**Exercise prompt**
Each entry must be reproduced precisely as it stands.
++++ Information provided
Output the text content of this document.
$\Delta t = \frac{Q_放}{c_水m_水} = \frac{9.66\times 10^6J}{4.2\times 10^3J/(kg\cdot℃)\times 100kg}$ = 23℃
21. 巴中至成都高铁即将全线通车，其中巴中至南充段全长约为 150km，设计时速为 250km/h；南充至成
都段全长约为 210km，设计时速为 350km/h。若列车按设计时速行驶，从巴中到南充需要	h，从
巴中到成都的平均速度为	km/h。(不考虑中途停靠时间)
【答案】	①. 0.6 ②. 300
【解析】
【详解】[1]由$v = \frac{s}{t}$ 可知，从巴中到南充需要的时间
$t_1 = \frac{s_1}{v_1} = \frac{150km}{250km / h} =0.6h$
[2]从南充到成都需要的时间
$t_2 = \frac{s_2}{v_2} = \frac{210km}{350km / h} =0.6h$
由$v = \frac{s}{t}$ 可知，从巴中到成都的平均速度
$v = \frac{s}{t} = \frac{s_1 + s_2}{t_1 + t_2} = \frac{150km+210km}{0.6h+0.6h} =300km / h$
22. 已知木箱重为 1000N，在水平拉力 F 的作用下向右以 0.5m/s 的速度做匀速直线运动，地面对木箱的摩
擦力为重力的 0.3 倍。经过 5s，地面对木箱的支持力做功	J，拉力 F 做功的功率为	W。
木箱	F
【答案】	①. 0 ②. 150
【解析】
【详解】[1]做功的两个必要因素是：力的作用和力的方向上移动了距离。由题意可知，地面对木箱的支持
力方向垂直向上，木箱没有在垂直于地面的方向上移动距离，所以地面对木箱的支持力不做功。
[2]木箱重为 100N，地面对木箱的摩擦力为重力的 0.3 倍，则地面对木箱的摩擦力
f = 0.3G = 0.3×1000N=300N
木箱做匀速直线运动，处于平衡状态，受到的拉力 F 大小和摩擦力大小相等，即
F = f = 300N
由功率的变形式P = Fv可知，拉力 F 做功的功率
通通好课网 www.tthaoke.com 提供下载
++++++++
**Solved exercise**
Output the text content of this document.
$\Delta t = \frac{Q_放}{c_水m_水} = \frac{9.66\times 10^6J}{4.2\times 10^3J/(kg\cdot℃)\times 100kg}$ = 23℃
21. 巴中至成都高铁即将全线通车，其中巴中至南充段全长约为 150km，设计时速为 250km/h；南充至成
都段全长约为 210km，设计时速为 350km/h。若列车按设计时速行驶，从巴中到南充需要	h，从
巴中到成都的平均速度为	km/h。(不考虑中途停靠时间)
【答案】	①. 0.6 ②. 300
【解析】
【详解】[1]由$v = \frac{s}{t}$ 可知，从巴中到南充需要的时间
$t_1 = \frac{s_1}{v_1} = \frac{150km}{250km / h} =0.6h$
[2]从南充到成都需要的时间
$t_2 = \frac{s_2}{v_2} = \frac{210km}{350km / h} =0.6h$
由$v = \frac{s}{t}$ 可知，从巴中到成都的平均速度
$v = \frac{s}{t} = \frac{s_1 + s_2}{t_1 + t_2} = \frac{150km+210km}{0.6h+0.6h} =300km / h$
22. 已知木箱重为 1000N，在水平拉力 F 的作用下向右以 0.5m/s 的速度做匀速直线运动，地面对木箱的摩
擦力为重力的 0.3 倍。经过 5s，地面对木箱的支持力做功	J，拉力 F 做功的功率为	W。
木箱	F
【答案】	①. 0 ②. 150
【解析】
【详解】[1]做功的两个必要因素是：力的作用和力的方向上移动了距离。由题意可知，地面对木箱的支持
力方向垂直向上，木箱没有在垂直于地面的方向上移动距离，所以地面对木箱的支持力不做功。
[2]木箱重为 100N，地面对木箱的摩擦力为重力的 0.3 倍，则地面对木箱的摩擦力
f = 0.3G = 0.3×1000N=300N
木箱做匀速直线运动，处于平衡状态，受到的拉力 F 大小和摩擦力大小相等，即
F = f = 300N
由功率的变形式P = Fv可知，拉力 F 做功的功率
通通好课网 www.tthaoke.com 提供下载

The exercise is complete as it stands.